Prompt:
Extract, exactly as written, all lines of the material below from the line that includes "Read all visible content and emit it as JSON." through its last line.

======== Extracted information ========

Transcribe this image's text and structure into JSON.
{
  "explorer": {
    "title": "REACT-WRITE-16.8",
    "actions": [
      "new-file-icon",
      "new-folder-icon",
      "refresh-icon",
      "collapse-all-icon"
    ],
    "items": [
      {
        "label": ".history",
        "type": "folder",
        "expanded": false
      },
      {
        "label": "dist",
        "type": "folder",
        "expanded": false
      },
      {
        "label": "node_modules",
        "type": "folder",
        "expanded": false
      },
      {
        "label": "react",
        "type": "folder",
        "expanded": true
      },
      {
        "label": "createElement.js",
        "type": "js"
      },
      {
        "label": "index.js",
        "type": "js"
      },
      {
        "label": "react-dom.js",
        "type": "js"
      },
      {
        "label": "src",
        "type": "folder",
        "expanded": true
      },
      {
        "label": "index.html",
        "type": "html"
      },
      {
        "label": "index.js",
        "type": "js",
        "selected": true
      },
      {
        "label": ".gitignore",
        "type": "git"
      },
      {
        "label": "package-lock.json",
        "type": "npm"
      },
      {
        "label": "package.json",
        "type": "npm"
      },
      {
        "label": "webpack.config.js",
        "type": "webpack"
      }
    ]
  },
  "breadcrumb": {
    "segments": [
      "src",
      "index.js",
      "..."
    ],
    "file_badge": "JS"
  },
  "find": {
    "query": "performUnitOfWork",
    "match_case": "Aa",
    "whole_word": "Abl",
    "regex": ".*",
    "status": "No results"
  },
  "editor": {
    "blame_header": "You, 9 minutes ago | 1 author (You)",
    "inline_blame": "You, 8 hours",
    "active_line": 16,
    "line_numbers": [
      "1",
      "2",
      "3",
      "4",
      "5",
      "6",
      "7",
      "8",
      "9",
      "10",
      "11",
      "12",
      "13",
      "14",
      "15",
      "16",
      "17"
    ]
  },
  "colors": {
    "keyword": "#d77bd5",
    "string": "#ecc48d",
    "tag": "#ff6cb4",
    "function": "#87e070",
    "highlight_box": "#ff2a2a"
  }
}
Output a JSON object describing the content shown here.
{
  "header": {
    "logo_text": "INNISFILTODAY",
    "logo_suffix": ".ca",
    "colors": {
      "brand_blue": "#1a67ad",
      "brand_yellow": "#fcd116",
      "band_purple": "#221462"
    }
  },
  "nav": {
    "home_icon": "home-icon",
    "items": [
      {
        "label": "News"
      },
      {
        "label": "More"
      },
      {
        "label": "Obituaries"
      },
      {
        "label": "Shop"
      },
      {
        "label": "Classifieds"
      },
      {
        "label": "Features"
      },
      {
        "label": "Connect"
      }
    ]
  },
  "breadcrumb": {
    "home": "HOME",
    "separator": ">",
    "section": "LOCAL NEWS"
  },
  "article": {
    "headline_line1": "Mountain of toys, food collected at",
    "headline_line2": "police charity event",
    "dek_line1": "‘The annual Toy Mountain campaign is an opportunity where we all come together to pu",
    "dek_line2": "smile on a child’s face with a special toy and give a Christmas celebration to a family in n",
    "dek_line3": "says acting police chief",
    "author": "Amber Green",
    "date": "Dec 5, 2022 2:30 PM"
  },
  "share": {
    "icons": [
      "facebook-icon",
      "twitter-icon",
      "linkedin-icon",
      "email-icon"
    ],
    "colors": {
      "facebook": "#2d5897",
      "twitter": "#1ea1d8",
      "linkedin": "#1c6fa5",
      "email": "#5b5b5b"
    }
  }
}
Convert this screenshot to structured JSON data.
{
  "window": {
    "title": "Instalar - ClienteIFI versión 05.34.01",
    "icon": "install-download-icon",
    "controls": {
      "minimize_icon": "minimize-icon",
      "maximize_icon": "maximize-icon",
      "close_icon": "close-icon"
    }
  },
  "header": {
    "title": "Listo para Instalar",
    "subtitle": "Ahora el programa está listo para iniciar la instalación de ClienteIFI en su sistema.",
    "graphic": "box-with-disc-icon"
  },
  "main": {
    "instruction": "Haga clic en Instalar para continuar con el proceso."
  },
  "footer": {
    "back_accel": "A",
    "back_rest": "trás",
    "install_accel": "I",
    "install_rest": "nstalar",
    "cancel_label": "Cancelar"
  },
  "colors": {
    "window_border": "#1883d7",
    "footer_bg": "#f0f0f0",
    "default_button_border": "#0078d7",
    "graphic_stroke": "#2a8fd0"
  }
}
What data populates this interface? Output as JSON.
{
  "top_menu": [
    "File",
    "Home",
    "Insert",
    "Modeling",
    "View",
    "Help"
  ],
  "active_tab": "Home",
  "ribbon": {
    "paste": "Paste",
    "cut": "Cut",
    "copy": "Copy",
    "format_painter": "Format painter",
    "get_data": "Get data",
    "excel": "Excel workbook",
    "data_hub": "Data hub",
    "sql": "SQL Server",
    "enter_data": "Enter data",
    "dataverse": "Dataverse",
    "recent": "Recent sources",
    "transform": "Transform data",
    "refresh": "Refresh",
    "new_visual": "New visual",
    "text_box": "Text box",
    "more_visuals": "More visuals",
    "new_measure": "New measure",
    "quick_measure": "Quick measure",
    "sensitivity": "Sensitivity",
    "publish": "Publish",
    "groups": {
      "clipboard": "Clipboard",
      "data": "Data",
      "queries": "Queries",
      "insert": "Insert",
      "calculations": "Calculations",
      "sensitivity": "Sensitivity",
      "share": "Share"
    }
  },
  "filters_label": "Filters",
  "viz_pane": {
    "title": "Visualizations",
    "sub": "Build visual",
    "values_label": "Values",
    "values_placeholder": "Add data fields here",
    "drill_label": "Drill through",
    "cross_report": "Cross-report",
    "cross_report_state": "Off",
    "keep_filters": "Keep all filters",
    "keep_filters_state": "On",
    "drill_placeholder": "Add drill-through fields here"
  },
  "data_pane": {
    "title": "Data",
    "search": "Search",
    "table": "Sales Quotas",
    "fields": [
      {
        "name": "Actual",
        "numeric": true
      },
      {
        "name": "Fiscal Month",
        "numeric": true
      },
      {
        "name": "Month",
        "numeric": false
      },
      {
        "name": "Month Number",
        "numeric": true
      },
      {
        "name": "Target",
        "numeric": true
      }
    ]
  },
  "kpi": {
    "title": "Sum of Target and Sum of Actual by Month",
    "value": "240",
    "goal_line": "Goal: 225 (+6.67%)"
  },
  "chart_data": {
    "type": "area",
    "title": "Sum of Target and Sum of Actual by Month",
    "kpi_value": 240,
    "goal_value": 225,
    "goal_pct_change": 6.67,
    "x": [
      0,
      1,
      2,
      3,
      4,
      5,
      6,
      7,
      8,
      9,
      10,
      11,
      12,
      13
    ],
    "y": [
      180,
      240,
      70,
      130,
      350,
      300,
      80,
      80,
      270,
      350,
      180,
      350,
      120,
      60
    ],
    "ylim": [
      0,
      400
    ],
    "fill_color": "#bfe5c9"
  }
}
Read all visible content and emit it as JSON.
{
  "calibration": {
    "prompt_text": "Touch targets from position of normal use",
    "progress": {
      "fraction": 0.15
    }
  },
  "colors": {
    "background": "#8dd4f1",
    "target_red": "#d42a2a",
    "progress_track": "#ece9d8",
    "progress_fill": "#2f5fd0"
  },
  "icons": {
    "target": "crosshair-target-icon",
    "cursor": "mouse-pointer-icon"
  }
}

========

Result of the task:
Read all visible content and emit it as JSON.
{
  "calibration": {
    "prompt_text": "Touch targets from position of normal use",
    "progress": {
      "fraction": 0.15
    }
  },
  "colors": {
    "background": "#8dd4f1",
    "target_red": "#d42a2a",
    "progress_track": "#ece9d8",
    "progress_fill": "#2f5fd0"
  },
  "icons": {
    "target": "crosshair-target-icon",
    "cursor": "mouse-pointer-icon"
  }
}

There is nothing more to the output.